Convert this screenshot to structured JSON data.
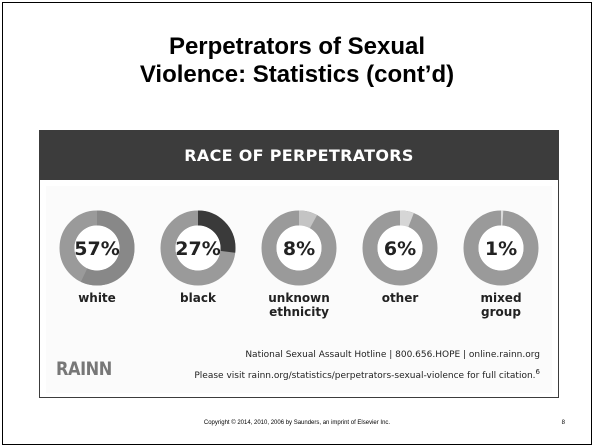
{
  "slide": {
    "title_line1": "Perpetrators of Sexual",
    "title_line2": "Violence: Statistics (cont’d)",
    "copyright": "Copyright © 2014, 2010, 2006 by Saunders, an imprint of Elsevier Inc.",
    "page_number": "8"
  },
  "infographic": {
    "header": "RACE OF PERPETRATORS",
    "logo": "RAINN",
    "hotline": "National Sexual Assault Hotline | 800.656.HOPE | online.rainn.org",
    "visit_prefix": "Please visit ",
    "visit_link": "rainn.org/statistics/perpetrators-sexual-violence",
    "visit_suffix": " for full citation.",
    "citation_mark": "6"
  },
  "chart_data": {
    "type": "pie",
    "title": "RACE OF PERPETRATORS",
    "categories": [
      "white",
      "black",
      "unknown ethnicity",
      "other",
      "mixed group"
    ],
    "values": [
      57,
      27,
      8,
      6,
      1
    ],
    "labels": [
      "57%",
      "27%",
      "8%",
      "6%",
      "1%"
    ],
    "label_lines": [
      [
        "white"
      ],
      [
        "black"
      ],
      [
        "unknown",
        "ethnicity"
      ],
      [
        "other"
      ],
      [
        "mixed",
        "group"
      ]
    ],
    "colors": {
      "ring_base": "#9a9a9a",
      "highlight": [
        "#888888",
        "#3a3a3a",
        "#c4c4c4",
        "#d6d6d6",
        "#d9d9d9"
      ],
      "text": "#222222"
    }
  }
}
══════════════════════════════
→ **EXERCISE AIM**: The material above holds pictures; copy everything else in it exactly.

→ **WORKED SOLUTION**:
Convert this screenshot to structured JSON data.
{
  "slide": {
    "title_line1": "Perpetrators of Sexual",
    "title_line2": "Violence: Statistics (cont’d)",
    "copyright": "Copyright © 2014, 2010, 2006 by Saunders, an imprint of Elsevier Inc.",
    "page_number": "8"
  },
  "infographic": {
    "header": "RACE OF PERPETRATORS",
    "logo": "RAINN",
    "hotline": "National Sexual Assault Hotline | 800.656.HOPE | online.rainn.org",
    "visit_prefix": "Please visit ",
    "visit_link": "rainn.org/statistics/perpetrators-sexual-violence",
    "visit_suffix": " for full citation.",
    "citation_mark": "6"
  },
  "chart_data": {
    "type": "pie",
    "title": "RACE OF PERPETRATORS",
    "categories": [
      "white",
      "black",
      "unknown ethnicity",
      "other",
      "mixed group"
    ],
    "values": [
      57,
      27,
      8,
      6,
      1
    ],
    "labels": [
      "57%",
      "27%",
      "8%",
      "6%",
      "1%"
    ],
    "label_lines": [
      [
        "white"
      ],
      [
        "black"
      ],
      [
        "unknown",
        "ethnicity"
      ],
      [
        "other"
      ],
      [
        "mixed",
        "group"
      ]
    ],
    "colors": {
      "ring_base": "#9a9a9a",
      "highlight": [
        "#888888",
        "#3a3a3a",
        "#c4c4c4",
        "#d6d6d6",
        "#d9d9d9"
      ],
      "text": "#222222"
    }
  }
}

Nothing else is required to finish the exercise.